Source passage:
Collaborative Sourcing Solution Vendor Leaves No Stone Unturned

Welch got her start in the early 1980s working as an import manager for Zayre, a large erstwhile apparel retailer, when she realized there was a real need to automate international trade processes. She learned on the fly that the profit margin for imported goods was far greater than for domestic goods, and she attempted a concerted effort to increase the number of imports. Being well ahead of the times—even heretical—she boldly suggested eliminating the buyers, thinking that with a heightened number of transactions supported by fewer humans, profits would increase even more. However, at the time, neither the technology, nor her superiors' approval, was available to support the endeavor.

For an extensive discussion of global retail sourcing, see The Gain and Pain of Global Retail Sourcing, The Intricacies of Global Retail Sourcing, and The Fashion and Apparel Retailers' Conundrum.

Disappointed, but neither discouraged nor dismayed, Welch started her first company in 1984, called IMC Systems Group, to provide PC-based import software technology solutions to the international market and to automate the import operations of global organizations. Teaming up with her long-standing business partner Jack Zakarian to form IMC, Welch took care of the conceptual product design, while he performed the software coding. It was the first import program delivered to the market, and was launched at a trade show, where the company managed to sell international trade automation to Spiegel and TJ Maxx. Disney and JC Penney bought the product later, but the weakling ahead-of-the-curve company struggled to break even.

It was the very first company with software for importing, at a time when companies did very little direct importing themselves. This meant a lot of proselytizing, and painstaking market awareness work. They raised venture capital (VC) in 1987, but was still not profitable by 1992, and the VC investors became impatient. Eventually, in 1994, the investors infused more money, and put themselves at the helm of IMC, which did not exactly correspond to Welch's vision.

Welch walked away with plans to found another company, and did just that (reportedly on the very day after being let go from IMC; other former co-workers at IMC joined soon after). She built on the foundation of IMC's import software, but with many improvements based on customer feedback and suggestions (along with the advent of Microsoft Windows). She named the business RockPort Trade Systems, and the Windows-based sourcing software RockBlocks. Microsoft Windows was a new technology (and a user interface [UI] metaphor) at the time, and there was also an opportunity for combining exporting and importing, which was an either-or proposition at the time.

RockPort Trade Systems became the number one global sourcing and supply software package in the world, with Global 2000 customers including Home Depot, JC Penney, Unisys Computer, Sears, Ames, Federated, Timberland, and UPS. The product was agnostic with respect to import, export, product, and country, and it lured all the old IMC customers to the new company. IMC never sold another software package, and eventually sank into oblivion.

In contrast to IMC, RockPort was profitable virtually from its inception, thanks to its lucrative and value-adding consulting practice, and thanks also to the early critical mass of customers signing up, which all helped the sustained development of the technology. As with Windows, when the Internet took off as another disruptive technology, the RockPort team excitedly tracked the evolution of web-based browser technology.

In the late 1990s, the company added an Internet-based front end to RockBlocks, enabling its customers and their suppliers to access relevant data, and to send responses using just a web browser. By 2000, the company was filling its entire Gloucester, Massachusetts (US) harbor headquarters building, supporting offices in London (UK) and Hong Kong (China), employing about one hundred, and serving the Who's Who of the global retail space. In 2000, amidst pressure to either go public, go for additional VC investment, or be acquired, Welch sold RockPort to California (US)-based QRS Corporation (now part of Inovis—see Inovis Delves into PIM by Snatching QRS) for over $100 million (USD).

Record set:
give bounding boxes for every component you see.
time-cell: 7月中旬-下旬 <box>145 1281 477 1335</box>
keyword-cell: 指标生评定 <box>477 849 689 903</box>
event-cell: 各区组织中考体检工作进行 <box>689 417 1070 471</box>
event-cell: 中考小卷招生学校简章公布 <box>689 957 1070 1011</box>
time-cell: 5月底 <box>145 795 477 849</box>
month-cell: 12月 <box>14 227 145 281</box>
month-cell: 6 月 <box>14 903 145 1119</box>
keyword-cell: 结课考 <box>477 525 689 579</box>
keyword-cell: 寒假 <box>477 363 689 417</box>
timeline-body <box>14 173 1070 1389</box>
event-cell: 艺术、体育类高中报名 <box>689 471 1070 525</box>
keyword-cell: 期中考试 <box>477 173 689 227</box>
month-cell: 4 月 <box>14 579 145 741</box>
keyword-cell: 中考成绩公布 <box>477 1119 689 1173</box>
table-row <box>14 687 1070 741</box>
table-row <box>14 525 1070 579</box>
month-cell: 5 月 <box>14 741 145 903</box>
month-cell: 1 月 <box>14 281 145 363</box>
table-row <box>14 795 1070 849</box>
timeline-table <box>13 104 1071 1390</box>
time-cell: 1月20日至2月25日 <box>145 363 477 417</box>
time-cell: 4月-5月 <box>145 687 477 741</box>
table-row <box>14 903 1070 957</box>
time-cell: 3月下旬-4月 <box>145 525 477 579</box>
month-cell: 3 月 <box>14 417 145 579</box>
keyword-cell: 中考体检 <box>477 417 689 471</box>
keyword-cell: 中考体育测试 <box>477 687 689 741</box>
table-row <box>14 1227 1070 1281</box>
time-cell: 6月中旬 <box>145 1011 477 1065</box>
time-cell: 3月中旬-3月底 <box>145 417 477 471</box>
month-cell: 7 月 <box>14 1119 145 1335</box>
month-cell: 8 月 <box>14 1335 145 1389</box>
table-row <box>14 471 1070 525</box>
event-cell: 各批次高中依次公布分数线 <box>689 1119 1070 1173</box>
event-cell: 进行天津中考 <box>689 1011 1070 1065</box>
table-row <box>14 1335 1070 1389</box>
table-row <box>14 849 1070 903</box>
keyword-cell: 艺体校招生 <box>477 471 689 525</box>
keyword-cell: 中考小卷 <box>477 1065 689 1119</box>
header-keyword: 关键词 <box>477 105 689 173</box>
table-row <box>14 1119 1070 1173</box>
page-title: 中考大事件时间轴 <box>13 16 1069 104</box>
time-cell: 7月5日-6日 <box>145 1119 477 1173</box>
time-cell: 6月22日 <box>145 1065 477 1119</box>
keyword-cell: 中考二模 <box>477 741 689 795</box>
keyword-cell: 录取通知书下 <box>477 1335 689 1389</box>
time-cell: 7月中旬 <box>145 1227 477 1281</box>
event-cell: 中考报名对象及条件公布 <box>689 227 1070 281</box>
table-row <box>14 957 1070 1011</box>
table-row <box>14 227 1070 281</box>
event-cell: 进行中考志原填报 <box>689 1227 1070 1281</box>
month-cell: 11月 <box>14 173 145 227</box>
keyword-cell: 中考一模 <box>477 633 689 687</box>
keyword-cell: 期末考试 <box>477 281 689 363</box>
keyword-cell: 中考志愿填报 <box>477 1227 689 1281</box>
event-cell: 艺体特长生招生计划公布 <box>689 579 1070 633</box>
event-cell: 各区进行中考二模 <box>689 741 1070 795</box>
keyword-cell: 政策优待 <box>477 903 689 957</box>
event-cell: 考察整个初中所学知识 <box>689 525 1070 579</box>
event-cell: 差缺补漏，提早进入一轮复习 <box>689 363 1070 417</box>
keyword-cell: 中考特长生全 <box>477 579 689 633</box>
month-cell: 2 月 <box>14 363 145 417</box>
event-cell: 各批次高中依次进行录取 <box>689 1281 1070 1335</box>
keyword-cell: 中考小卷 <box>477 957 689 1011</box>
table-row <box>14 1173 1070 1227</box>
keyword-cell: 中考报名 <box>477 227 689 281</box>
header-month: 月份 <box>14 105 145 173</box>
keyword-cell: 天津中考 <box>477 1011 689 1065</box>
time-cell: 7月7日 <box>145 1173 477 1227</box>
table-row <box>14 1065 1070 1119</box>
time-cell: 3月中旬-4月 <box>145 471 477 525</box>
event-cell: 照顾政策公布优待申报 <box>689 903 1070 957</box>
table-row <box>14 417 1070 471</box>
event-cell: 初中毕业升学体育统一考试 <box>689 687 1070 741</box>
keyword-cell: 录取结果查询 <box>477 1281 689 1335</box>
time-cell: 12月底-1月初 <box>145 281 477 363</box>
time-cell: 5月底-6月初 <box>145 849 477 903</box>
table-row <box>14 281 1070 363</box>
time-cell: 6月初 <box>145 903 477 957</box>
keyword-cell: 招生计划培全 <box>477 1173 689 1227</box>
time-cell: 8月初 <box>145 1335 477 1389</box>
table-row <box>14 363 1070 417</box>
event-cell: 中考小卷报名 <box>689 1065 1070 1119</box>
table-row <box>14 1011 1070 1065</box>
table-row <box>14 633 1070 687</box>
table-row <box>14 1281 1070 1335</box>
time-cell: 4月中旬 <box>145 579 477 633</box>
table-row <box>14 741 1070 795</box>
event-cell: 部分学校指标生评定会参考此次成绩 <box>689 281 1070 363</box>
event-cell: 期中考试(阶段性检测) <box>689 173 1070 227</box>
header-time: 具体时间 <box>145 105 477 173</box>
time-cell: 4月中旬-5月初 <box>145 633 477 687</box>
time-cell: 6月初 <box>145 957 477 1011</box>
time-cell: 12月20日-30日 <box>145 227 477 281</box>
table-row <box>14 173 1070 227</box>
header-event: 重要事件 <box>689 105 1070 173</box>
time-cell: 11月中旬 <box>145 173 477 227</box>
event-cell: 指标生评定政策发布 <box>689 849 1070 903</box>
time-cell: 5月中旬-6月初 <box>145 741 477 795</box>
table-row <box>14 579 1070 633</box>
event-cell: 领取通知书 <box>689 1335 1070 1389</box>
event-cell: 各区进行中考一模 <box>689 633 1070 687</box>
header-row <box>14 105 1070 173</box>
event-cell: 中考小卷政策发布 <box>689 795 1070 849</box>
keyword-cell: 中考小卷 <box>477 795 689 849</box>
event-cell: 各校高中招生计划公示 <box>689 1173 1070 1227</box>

Task instructions:
1. Answer each question from the Welch company history.
(a) In what year did Welch start IMC Systems Group?
(b) What name did she give the Windows-based sourcing software?
(c) To which company did Welch sell RockPort in 2000?
2. Turn the paragraph of the Welch company history that begins "In the late 1990s, the company added" into a short bulleted list that keeps its main facts.
3. Quote the Welch company history from "Collaborative Sourcing Solution" to "support the endeavor.".
Answer from the Welch company history alone.

Responses to the tasks:
1.
(a) 1984
(b) RockBlocks
(c) QRS Corporation, based in California

2.
- In the late 1990s, RockPort added an Internet-based front end to RockBlocks. Customers and their suppliers could then view relevant data and send responses through a web browser.
- By 2000, the company filled its whole harbor headquarters building in Gloucester, Massachusetts.
- It had supporting offices in London and Hong Kong and about one hundred employees.
- It served the leading names in global retail.
- In 2000, under pressure to go public, seek more VC investment, or be acquired, Welch sold RockPort to QRS Corporation of California for over $100 million.

3.
Collaborative Sourcing Solution Vendor Leaves No Stone Unturned

Welch got her start in the early 1980s working as an import manager for Zayre, a large erstwhile apparel retailer, when she realized there was a real need to automate international trade processes. She learned on the fly that the profit margin for imported goods was far greater than for domestic goods, and she attempted a concerted effort to increase the number of imports. Being well ahead of the times—even heretical—she boldly suggested eliminating the buyers, thinking that with a heightened number of transactions supported by fewer humans, profits would increase even more. However, at the time, neither the technology, nor her superiors' approval, was available to support the endeavor.